>>>>

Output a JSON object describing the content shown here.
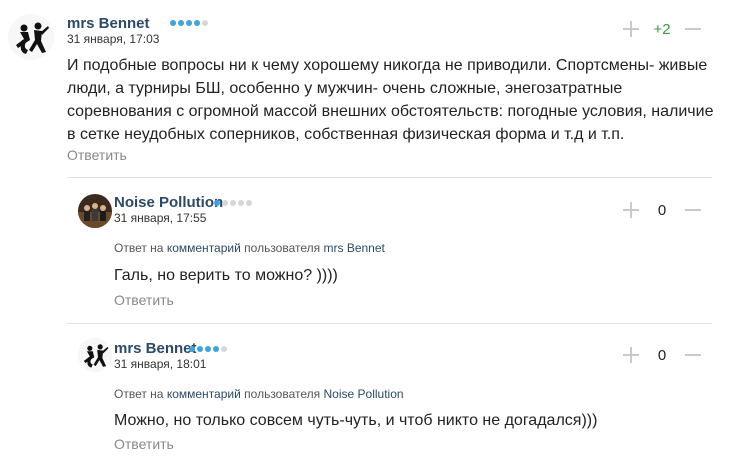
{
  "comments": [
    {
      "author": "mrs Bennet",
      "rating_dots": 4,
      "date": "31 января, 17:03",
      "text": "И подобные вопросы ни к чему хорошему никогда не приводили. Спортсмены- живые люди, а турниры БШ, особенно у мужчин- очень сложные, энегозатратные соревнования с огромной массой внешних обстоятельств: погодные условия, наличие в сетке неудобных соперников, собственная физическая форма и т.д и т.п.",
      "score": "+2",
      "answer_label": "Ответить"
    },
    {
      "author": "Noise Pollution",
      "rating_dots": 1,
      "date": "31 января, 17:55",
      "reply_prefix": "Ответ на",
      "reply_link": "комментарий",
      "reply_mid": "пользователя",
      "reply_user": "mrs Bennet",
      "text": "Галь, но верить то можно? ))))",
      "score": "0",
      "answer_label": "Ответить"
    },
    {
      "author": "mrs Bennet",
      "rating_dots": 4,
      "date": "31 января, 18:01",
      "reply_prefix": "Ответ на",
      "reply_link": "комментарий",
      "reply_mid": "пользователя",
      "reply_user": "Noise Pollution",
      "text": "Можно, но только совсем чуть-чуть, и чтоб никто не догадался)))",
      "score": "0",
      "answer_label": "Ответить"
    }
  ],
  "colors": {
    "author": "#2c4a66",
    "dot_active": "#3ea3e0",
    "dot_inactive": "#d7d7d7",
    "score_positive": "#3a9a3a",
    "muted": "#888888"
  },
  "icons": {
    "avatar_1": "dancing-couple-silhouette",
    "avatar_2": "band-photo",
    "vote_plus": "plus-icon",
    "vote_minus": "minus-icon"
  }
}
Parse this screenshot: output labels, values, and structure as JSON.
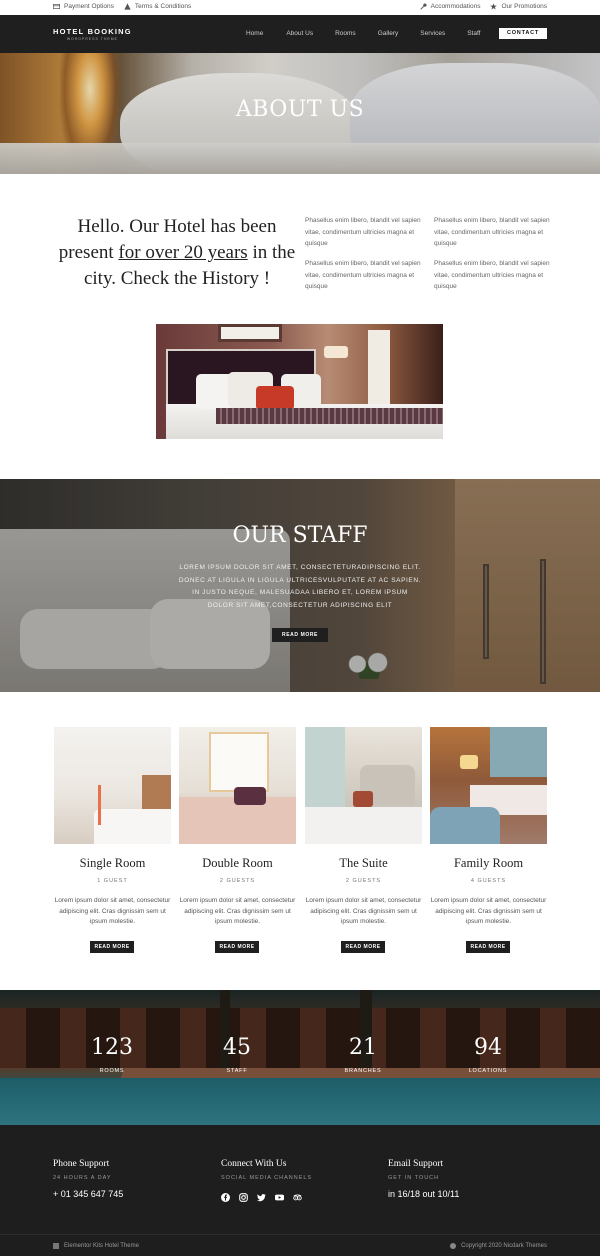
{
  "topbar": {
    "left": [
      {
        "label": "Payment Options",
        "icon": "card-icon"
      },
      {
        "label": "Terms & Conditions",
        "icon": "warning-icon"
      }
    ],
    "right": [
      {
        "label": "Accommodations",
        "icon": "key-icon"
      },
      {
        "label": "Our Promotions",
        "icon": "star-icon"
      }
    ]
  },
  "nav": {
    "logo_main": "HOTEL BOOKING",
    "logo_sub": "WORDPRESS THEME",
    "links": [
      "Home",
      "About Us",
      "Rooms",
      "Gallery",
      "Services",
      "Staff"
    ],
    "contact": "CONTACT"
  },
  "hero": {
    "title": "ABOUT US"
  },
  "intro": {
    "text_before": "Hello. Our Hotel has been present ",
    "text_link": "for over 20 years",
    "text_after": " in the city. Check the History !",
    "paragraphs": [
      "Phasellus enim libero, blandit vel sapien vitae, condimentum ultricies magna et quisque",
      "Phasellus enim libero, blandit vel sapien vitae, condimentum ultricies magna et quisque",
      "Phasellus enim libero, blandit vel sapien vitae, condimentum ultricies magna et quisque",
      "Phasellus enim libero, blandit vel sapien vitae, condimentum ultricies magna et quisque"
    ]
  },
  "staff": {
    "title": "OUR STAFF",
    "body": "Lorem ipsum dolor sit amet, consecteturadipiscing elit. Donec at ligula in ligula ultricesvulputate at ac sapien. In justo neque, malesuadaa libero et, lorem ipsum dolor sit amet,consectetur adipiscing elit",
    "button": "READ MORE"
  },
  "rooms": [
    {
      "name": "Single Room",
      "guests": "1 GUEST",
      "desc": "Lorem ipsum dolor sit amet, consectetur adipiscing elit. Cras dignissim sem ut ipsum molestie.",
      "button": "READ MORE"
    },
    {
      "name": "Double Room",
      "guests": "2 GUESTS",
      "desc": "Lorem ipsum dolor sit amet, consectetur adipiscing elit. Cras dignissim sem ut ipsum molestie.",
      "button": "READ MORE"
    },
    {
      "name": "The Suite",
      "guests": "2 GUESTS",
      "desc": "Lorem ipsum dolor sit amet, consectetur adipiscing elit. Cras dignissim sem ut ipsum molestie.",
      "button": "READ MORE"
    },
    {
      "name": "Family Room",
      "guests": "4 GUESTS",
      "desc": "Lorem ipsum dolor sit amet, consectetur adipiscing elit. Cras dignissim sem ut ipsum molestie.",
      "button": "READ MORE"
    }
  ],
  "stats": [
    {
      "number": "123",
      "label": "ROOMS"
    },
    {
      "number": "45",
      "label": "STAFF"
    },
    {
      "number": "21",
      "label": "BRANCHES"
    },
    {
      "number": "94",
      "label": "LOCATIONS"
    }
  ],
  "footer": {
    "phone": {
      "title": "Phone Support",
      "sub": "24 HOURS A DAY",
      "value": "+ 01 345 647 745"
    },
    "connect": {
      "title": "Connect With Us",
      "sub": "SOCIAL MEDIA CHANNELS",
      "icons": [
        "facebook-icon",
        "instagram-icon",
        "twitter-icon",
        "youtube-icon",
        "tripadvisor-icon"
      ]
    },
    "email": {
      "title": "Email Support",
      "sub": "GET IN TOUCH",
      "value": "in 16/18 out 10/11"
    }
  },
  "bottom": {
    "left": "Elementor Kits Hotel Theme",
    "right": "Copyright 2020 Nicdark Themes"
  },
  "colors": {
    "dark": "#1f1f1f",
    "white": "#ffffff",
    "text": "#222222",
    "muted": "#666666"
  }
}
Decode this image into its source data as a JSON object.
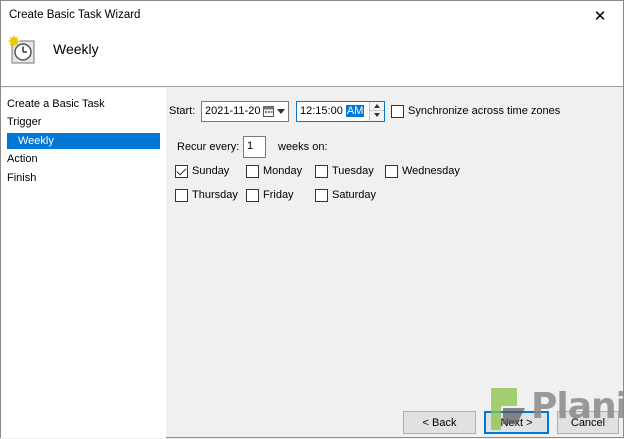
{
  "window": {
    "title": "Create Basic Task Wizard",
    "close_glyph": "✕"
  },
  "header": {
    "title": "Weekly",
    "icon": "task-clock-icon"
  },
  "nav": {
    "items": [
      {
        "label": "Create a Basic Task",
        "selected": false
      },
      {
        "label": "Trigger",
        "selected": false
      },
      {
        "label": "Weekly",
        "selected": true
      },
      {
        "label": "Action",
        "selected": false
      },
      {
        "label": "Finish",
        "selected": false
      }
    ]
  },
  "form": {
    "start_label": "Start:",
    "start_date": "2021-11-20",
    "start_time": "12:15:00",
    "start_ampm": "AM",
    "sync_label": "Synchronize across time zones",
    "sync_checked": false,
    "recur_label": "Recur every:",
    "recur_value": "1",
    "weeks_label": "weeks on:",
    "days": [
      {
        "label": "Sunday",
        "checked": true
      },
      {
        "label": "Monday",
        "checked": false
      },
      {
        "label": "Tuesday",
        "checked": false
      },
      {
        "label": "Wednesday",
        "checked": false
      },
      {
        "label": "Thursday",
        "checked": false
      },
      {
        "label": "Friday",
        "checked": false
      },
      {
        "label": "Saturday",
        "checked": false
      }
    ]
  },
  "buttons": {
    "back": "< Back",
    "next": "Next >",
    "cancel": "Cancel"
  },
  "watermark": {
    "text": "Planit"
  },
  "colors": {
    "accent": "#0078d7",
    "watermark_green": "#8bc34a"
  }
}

<<<<

Task details ▸
Pictures in the records above are left out; print everything else exactly as written.

Solution ▸
Output a JSON object describing the content shown here.
{
  "comments": [
    {
      "author": "mrs Bennet",
      "rating_dots": 4,
      "date": "31 января, 17:03",
      "text": "И подобные вопросы ни к чему хорошему никогда не приводили. Спортсмены- живые люди, а турниры БШ, особенно у мужчин- очень сложные, энегозатратные соревнования с огромной массой внешних обстоятельств: погодные условия, наличие в сетке неудобных соперников, собственная физическая форма и т.д и т.п.",
      "score": "+2",
      "answer_label": "Ответить"
    },
    {
      "author": "Noise Pollution",
      "rating_dots": 1,
      "date": "31 января, 17:55",
      "reply_prefix": "Ответ на",
      "reply_link": "комментарий",
      "reply_mid": "пользователя",
      "reply_user": "mrs Bennet",
      "text": "Галь, но верить то можно? ))))",
      "score": "0",
      "answer_label": "Ответить"
    },
    {
      "author": "mrs Bennet",
      "rating_dots": 4,
      "date": "31 января, 18:01",
      "reply_prefix": "Ответ на",
      "reply_link": "комментарий",
      "reply_mid": "пользователя",
      "reply_user": "Noise Pollution",
      "text": "Можно, но только совсем чуть-чуть, и чтоб никто не догадался)))",
      "score": "0",
      "answer_label": "Ответить"
    }
  ],
  "colors": {
    "author": "#2c4a66",
    "dot_active": "#3ea3e0",
    "dot_inactive": "#d7d7d7",
    "score_positive": "#3a9a3a",
    "muted": "#888888"
  },
  "icons": {
    "avatar_1": "dancing-couple-silhouette",
    "avatar_2": "band-photo",
    "vote_plus": "plus-icon",
    "vote_minus": "minus-icon"
  }
}
Parse this screenshot: output labels, values, and structure as JSON.
{
  "topbar": {
    "left": [
      {
        "label": "Payment Options",
        "icon": "card-icon"
      },
      {
        "label": "Terms & Conditions",
        "icon": "warning-icon"
      }
    ],
    "right": [
      {
        "label": "Accommodations",
        "icon": "key-icon"
      },
      {
        "label": "Our Promotions",
        "icon": "star-icon"
      }
    ]
  },
  "nav": {
    "logo_main": "HOTEL BOOKING",
    "logo_sub": "WORDPRESS THEME",
    "links": [
      "Home",
      "About Us",
      "Rooms",
      "Gallery",
      "Services",
      "Staff"
    ],
    "contact": "CONTACT"
  },
  "hero": {
    "title": "ABOUT US"
  },
  "intro": {
    "text_before": "Hello. Our Hotel has been present ",
    "text_link": "for over 20 years",
    "text_after": " in the city. Check the History !",
    "paragraphs": [
      "Phasellus enim libero, blandit vel sapien vitae, condimentum ultricies magna et quisque",
      "Phasellus enim libero, blandit vel sapien vitae, condimentum ultricies magna et quisque",
      "Phasellus enim libero, blandit vel sapien vitae, condimentum ultricies magna et quisque",
      "Phasellus enim libero, blandit vel sapien vitae, condimentum ultricies magna et quisque"
    ]
  },
  "staff": {
    "title": "OUR STAFF",
    "body": "Lorem ipsum dolor sit amet, consecteturadipiscing elit. Donec at ligula in ligula ultricesvulputate at ac sapien. In justo neque, malesuadaa libero et, lorem ipsum dolor sit amet,consectetur adipiscing elit",
    "button": "READ MORE"
  },
  "rooms": [
    {
      "name": "Single Room",
      "guests": "1 GUEST",
      "desc": "Lorem ipsum dolor sit amet, consectetur adipiscing elit. Cras dignissim sem ut ipsum molestie.",
      "button": "READ MORE"
    },
    {
      "name": "Double Room",
      "guests": "2 GUESTS",
      "desc": "Lorem ipsum dolor sit amet, consectetur adipiscing elit. Cras dignissim sem ut ipsum molestie.",
      "button": "READ MORE"
    },
    {
      "name": "The Suite",
      "guests": "2 GUESTS",
      "desc": "Lorem ipsum dolor sit amet, consectetur adipiscing elit. Cras dignissim sem ut ipsum molestie.",
      "button": "READ MORE"
    },
    {
      "name": "Family Room",
      "guests": "4 GUESTS",
      "desc": "Lorem ipsum dolor sit amet, consectetur adipiscing elit. Cras dignissim sem ut ipsum molestie.",
      "button": "READ MORE"
    }
  ],
  "stats": [
    {
      "number": "123",
      "label": "ROOMS"
    },
    {
      "number": "45",
      "label": "STAFF"
    },
    {
      "number": "21",
      "label": "BRANCHES"
    },
    {
      "number": "94",
      "label": "LOCATIONS"
    }
  ],
  "footer": {
    "phone": {
      "title": "Phone Support",
      "sub": "24 HOURS A DAY",
      "value": "+ 01 345 647 745"
    },
    "connect": {
      "title": "Connect With Us",
      "sub": "SOCIAL MEDIA CHANNELS",
      "icons": [
        "facebook-icon",
        "instagram-icon",
        "twitter-icon",
        "youtube-icon",
        "tripadvisor-icon"
      ]
    },
    "email": {
      "title": "Email Support",
      "sub": "GET IN TOUCH",
      "value": "in 16/18 out 10/11"
    }
  },
  "bottom": {
    "left": "Elementor Kits Hotel Theme",
    "right": "Copyright 2020 Nicdark Themes"
  },
  "colors": {
    "dark": "#1f1f1f",
    "white": "#ffffff",
    "text": "#222222",
    "muted": "#666666"
  }
}
Decode this image into its source data as a JSON object.
{
  "window": {
    "title": "Create Basic Task Wizard",
    "close_glyph": "✕"
  },
  "header": {
    "title": "Weekly",
    "icon": "task-clock-icon"
  },
  "nav": {
    "items": [
      {
        "label": "Create a Basic Task",
        "selected": false
      },
      {
        "label": "Trigger",
        "selected": false
      },
      {
        "label": "Weekly",
        "selected": true
      },
      {
        "label": "Action",
        "selected": false
      },
      {
        "label": "Finish",
        "selected": false
      }
    ]
  },
  "form": {
    "start_label": "Start:",
    "start_date": "2021-11-20",
    "start_time": "12:15:00",
    "start_ampm": "AM",
    "sync_label": "Synchronize across time zones",
    "sync_checked": false,
    "recur_label": "Recur every:",
    "recur_value": "1",
    "weeks_label": "weeks on:",
    "days": [
      {
        "label": "Sunday",
        "checked": true
      },
      {
        "label": "Monday",
        "checked": false
      },
      {
        "label": "Tuesday",
        "checked": false
      },
      {
        "label": "Wednesday",
        "checked": false
      },
      {
        "label": "Thursday",
        "checked": false
      },
      {
        "label": "Friday",
        "checked": false
      },
      {
        "label": "Saturday",
        "checked": false
      }
    ]
  },
  "buttons": {
    "back": "< Back",
    "next": "Next >",
    "cancel": "Cancel"
  },
  "watermark": {
    "text": "Planit"
  },
  "colors": {
    "accent": "#0078d7",
    "watermark_green": "#8bc34a"
  }
}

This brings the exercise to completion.